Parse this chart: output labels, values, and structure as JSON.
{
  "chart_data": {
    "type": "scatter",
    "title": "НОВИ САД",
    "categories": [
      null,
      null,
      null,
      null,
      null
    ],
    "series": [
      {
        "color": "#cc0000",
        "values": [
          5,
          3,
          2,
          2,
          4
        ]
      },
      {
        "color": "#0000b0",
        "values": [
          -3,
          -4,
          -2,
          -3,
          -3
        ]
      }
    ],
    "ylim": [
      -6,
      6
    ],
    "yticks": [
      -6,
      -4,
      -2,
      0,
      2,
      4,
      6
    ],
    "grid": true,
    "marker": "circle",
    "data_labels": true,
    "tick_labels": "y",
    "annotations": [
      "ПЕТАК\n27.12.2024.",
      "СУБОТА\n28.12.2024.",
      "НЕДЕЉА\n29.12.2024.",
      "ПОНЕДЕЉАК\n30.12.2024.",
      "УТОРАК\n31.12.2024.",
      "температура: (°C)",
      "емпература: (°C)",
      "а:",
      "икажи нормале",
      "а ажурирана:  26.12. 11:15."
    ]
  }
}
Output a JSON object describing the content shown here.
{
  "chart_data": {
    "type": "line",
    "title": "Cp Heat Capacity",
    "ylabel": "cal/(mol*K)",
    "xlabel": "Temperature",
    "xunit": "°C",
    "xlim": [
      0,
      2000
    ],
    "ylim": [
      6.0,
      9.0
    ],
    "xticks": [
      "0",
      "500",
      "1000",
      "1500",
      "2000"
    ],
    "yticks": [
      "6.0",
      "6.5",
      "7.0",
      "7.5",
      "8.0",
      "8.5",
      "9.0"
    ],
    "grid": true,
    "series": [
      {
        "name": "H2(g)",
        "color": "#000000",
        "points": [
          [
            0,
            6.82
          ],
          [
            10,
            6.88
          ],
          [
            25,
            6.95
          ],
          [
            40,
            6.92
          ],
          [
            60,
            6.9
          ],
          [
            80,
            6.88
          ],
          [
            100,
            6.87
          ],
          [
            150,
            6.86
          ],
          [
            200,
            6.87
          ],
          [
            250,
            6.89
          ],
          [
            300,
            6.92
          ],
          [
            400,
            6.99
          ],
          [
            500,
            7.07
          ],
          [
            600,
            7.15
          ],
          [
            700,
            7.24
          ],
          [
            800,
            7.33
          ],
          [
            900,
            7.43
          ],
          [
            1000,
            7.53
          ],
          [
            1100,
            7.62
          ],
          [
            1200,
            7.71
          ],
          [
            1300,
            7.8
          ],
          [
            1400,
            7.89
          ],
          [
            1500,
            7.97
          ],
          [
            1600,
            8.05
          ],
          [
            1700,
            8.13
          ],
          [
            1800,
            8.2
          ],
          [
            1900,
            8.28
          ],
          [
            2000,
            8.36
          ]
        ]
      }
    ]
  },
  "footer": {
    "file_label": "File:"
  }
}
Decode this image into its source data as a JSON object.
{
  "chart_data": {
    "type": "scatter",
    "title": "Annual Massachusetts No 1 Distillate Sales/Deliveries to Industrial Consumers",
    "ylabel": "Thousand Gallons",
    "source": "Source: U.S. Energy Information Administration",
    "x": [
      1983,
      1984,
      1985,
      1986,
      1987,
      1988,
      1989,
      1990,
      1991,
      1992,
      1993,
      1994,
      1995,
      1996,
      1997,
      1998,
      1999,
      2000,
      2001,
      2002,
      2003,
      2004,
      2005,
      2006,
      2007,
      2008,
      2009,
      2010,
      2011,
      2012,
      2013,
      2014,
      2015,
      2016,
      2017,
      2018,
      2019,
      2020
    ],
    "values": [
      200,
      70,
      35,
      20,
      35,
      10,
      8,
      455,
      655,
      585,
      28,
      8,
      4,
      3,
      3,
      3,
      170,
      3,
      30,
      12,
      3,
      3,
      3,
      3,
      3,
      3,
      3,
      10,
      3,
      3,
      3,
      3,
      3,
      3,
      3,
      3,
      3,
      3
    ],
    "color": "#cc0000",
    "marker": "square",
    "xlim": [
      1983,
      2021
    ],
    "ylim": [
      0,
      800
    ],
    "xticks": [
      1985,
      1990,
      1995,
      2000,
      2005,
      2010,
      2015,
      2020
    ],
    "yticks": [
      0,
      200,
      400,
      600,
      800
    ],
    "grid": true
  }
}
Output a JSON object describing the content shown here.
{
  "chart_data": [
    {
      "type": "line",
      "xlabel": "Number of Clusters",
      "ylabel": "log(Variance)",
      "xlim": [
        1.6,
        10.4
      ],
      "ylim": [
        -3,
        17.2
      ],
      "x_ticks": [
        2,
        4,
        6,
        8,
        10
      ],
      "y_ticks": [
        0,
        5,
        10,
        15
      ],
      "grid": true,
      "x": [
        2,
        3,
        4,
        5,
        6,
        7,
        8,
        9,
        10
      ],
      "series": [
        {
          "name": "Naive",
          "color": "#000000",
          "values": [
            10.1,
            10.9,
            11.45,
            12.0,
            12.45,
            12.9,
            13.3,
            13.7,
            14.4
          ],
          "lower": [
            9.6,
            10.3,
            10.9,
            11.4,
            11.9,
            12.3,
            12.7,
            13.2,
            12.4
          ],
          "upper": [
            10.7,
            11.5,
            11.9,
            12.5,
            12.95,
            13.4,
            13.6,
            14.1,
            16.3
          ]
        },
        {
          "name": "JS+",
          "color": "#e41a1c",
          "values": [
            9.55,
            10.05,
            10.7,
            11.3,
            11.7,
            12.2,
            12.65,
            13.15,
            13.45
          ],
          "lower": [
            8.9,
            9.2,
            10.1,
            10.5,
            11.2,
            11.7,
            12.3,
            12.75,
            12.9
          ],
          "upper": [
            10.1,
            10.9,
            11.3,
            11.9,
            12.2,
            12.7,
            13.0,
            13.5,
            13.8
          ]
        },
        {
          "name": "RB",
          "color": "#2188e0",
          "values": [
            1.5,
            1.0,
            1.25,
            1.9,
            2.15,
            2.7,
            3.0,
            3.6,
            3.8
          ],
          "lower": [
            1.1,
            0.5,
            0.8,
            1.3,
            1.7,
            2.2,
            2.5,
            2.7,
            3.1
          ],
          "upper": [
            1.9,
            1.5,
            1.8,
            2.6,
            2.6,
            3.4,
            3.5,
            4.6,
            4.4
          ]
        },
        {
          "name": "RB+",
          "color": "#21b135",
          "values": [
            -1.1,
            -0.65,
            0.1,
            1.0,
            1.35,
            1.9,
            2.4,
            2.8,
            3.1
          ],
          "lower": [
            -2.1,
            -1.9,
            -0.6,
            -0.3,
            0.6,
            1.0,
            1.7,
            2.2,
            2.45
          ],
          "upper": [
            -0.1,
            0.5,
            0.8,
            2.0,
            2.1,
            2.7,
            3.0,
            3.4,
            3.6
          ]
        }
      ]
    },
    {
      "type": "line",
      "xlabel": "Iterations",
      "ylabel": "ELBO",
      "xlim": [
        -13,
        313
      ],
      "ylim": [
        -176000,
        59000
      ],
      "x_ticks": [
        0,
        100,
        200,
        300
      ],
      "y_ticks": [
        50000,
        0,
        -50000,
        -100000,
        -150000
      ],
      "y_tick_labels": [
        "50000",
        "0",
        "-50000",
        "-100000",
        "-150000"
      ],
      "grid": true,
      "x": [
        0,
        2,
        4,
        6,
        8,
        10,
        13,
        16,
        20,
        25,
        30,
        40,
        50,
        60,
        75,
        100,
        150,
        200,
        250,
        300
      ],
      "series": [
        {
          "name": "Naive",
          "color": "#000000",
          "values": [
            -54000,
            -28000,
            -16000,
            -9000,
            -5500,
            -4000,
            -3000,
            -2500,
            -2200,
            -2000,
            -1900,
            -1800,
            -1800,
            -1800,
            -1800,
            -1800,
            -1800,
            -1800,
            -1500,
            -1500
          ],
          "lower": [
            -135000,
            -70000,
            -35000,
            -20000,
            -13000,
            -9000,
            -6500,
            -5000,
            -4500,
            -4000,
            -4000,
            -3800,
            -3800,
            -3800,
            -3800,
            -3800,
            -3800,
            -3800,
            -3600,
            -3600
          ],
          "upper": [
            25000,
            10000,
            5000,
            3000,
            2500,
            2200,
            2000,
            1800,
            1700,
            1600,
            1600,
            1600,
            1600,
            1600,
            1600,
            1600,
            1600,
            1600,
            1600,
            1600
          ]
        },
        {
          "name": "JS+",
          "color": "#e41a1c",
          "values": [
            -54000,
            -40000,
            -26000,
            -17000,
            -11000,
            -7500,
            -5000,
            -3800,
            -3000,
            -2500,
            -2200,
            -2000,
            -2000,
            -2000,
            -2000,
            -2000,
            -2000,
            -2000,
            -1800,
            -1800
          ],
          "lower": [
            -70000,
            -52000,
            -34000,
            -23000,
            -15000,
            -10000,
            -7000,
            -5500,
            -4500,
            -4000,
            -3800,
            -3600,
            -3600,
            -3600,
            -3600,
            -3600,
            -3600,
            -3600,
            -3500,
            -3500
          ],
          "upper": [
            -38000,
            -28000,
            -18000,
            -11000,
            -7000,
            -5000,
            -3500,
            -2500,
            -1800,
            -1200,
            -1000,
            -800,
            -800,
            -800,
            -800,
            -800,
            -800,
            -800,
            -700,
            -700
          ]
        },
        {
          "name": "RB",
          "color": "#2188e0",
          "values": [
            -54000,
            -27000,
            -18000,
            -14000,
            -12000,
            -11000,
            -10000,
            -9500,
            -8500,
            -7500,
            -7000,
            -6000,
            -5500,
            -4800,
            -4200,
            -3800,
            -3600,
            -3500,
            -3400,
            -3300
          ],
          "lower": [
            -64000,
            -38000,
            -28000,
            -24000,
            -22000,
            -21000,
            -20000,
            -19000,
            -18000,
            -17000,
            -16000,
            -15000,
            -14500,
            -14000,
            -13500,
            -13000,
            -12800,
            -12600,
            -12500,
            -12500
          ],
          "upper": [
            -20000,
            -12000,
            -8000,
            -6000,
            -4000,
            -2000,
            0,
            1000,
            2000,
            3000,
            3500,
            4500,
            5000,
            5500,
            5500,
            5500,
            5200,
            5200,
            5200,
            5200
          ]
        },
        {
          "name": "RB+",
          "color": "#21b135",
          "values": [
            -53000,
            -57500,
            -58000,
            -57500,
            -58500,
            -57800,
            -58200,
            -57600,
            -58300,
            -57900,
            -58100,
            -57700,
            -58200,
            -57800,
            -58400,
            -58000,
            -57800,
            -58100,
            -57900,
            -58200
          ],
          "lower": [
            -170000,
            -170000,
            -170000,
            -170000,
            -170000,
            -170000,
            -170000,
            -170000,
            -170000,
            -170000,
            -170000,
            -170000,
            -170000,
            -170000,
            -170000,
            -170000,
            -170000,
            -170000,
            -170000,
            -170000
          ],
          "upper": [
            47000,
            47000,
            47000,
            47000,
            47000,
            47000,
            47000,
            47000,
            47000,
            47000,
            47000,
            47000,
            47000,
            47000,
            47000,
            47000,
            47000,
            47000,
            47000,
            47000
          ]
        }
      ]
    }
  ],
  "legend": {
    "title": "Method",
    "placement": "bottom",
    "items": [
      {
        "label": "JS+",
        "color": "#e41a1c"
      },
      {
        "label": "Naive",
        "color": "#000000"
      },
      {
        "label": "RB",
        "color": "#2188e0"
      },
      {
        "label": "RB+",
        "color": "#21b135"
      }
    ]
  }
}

# WHAT IS ASKED
Count the lines of the data that contain the string "ylabel", and reply with that number alone.

# TASK RESULT
4